» About this exercise: Write out the data exactly, please, and omit the pictures.

Dataset records of document pages:
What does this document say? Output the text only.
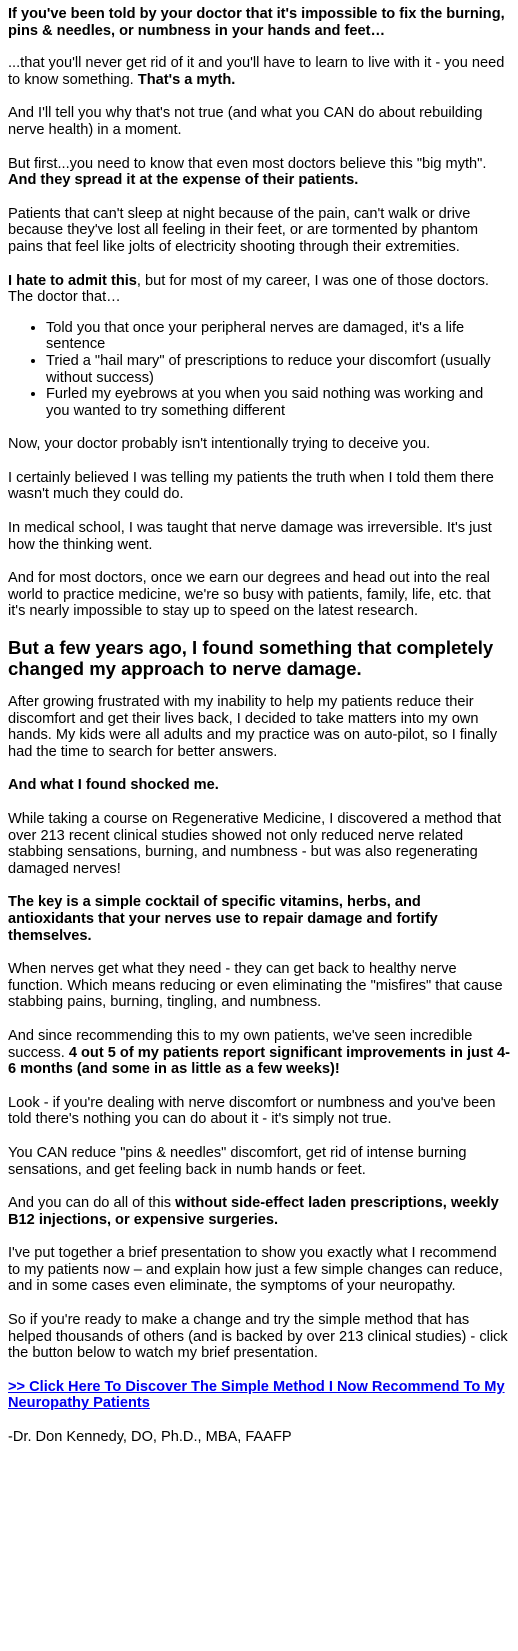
If you've been told by your doctor that it's impossible to fix the burning, pins & needles, or numbness in your hands and feet…

...that you'll never get rid of it and you'll have to learn to live with it - you need to know something. That's a myth.

And I'll tell you why that's not true (and what you CAN do about rebuilding nerve health) in a moment.

But first...you need to know that even most doctors believe this "big myth". And they spread it at the expense of their patients.

Patients that can't sleep at night because of the pain, can't walk or drive because they've lost all feeling in their feet, or are tormented by phantom pains that feel like jolts of electricity shooting through their extremities.

I hate to admit this, but for most of my career, I was one of those doctors. The doctor that…

• Told you that once your peripheral nerves are damaged, it's a life sentence
• Tried a "hail mary" of prescriptions to reduce your discomfort (usually without success)
• Furled my eyebrows at you when you said nothing was working and you wanted to try something different

Now, your doctor probably isn't intentionally trying to deceive you.

I certainly believed I was telling my patients the truth when I told them there wasn't much they could do.

In medical school, I was taught that nerve damage was irreversible. It's just how the thinking went.

And for most doctors, once we earn our degrees and head out into the real world to practice medicine, we're so busy with patients, family, life, etc. that it's nearly impossible to stay up to speed on the latest research.

But a few years ago, I found something that completely changed my approach to nerve damage.

After growing frustrated with my inability to help my patients reduce their discomfort and get their lives back, I decided to take matters into my own hands. My kids were all adults and my practice was on auto-pilot, so I finally had the time to search for better answers.

And what I found shocked me.

While taking a course on Regenerative Medicine, I discovered a method that over 213 recent clinical studies showed not only reduced nerve related stabbing sensations, burning, and numbness - but was also regenerating damaged nerves!

The key is a simple cocktail of specific vitamins, herbs, and antioxidants that your nerves use to repair damage and fortify themselves.

When nerves get what they need - they can get back to healthy nerve function. Which means reducing or even eliminating the "misfires" that cause stabbing pains, burning, tingling, and numbness.

And since recommending this to my own patients, we've seen incredible success. 4 out 5 of my patients report significant improvements in just 4-6 months (and some in as little as a few weeks)!

Look - if you're dealing with nerve discomfort or numbness and you've been told there's nothing you can do about it - it's simply not true.

You CAN reduce "pins & needles" discomfort, get rid of intense burning sensations, and get feeling back in numb hands or feet.

And you can do all of this without side-effect laden prescriptions, weekly B12 injections, or expensive surgeries.

I've put together a brief presentation to show you exactly what I recommend to my patients now – and explain how just a few simple changes can reduce, and in some cases even eliminate, the symptoms of your neuropathy.

So if you're ready to make a change and try the simple method that has helped thousands of others (and is backed by over 213 clinical studies) - click the button below to watch my brief presentation.

>> Click Here To Discover The Simple Method I Now Recommend To My Neuropathy Patients

-Dr. Don Kennedy, DO, Ph.D., MBA, FAAFP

» Solution for this exercise:
What does this document say? Output the text only.
If you've been told by your doctor that it's impossible to fix the burning, pins & needles, or numbness in your hands and feet…

...that you'll never get rid of it and you'll have to learn to live with it - you need to know something. That's a myth.

And I'll tell you why that's not true (and what you CAN do about rebuilding nerve health) in a moment.

But first...you need to know that even most doctors believe this "big myth". And they spread it at the expense of their patients.

Patients that can't sleep at night because of the pain, can't walk or drive because they've lost all feeling in their feet, or are tormented by phantom pains that feel like jolts of electricity shooting through their extremities.

I hate to admit this, but for most of my career, I was one of those doctors. The doctor that…

• Told you that once your peripheral nerves are damaged, it's a life sentence
• Tried a "hail mary" of prescriptions to reduce your discomfort (usually without success)
• Furled my eyebrows at you when you said nothing was working and you wanted to try something different

Now, your doctor probably isn't intentionally trying to deceive you.

I certainly believed I was telling my patients the truth when I told them there wasn't much they could do.

In medical school, I was taught that nerve damage was irreversible. It's just how the thinking went.

And for most doctors, once we earn our degrees and head out into the real world to practice medicine, we're so busy with patients, family, life, etc. that it's nearly impossible to stay up to speed on the latest research.

But a few years ago, I found something that completely changed my approach to nerve damage.

After growing frustrated with my inability to help my patients reduce their discomfort and get their lives back, I decided to take matters into my own hands. My kids were all adults and my practice was on auto-pilot, so I finally had the time to search for better answers.

And what I found shocked me.

While taking a course on Regenerative Medicine, I discovered a method that over 213 recent clinical studies showed not only reduced nerve related stabbing sensations, burning, and numbness - but was also regenerating damaged nerves!

The key is a simple cocktail of specific vitamins, herbs, and antioxidants that your nerves use to repair damage and fortify themselves.

When nerves get what they need - they can get back to healthy nerve function. Which means reducing or even eliminating the "misfires" that cause stabbing pains, burning, tingling, and numbness.

And since recommending this to my own patients, we've seen incredible success. 4 out 5 of my patients report significant improvements in just 4-6 months (and some in as little as a few weeks)!

Look - if you're dealing with nerve discomfort or numbness and you've been told there's nothing you can do about it - it's simply not true.

You CAN reduce "pins & needles" discomfort, get rid of intense burning sensations, and get feeling back in numb hands or feet.

And you can do all of this without side-effect laden prescriptions, weekly B12 injections, or expensive surgeries.

I've put together a brief presentation to show you exactly what I recommend to my patients now – and explain how just a few simple changes can reduce, and in some cases even eliminate, the symptoms of your neuropathy.

So if you're ready to make a change and try the simple method that has helped thousands of others (and is backed by over 213 clinical studies) - click the button below to watch my brief presentation.

>> Click Here To Discover The Simple Method I Now Recommend To My Neuropathy Patients

-Dr. Don Kennedy, DO, Ph.D., MBA, FAAFP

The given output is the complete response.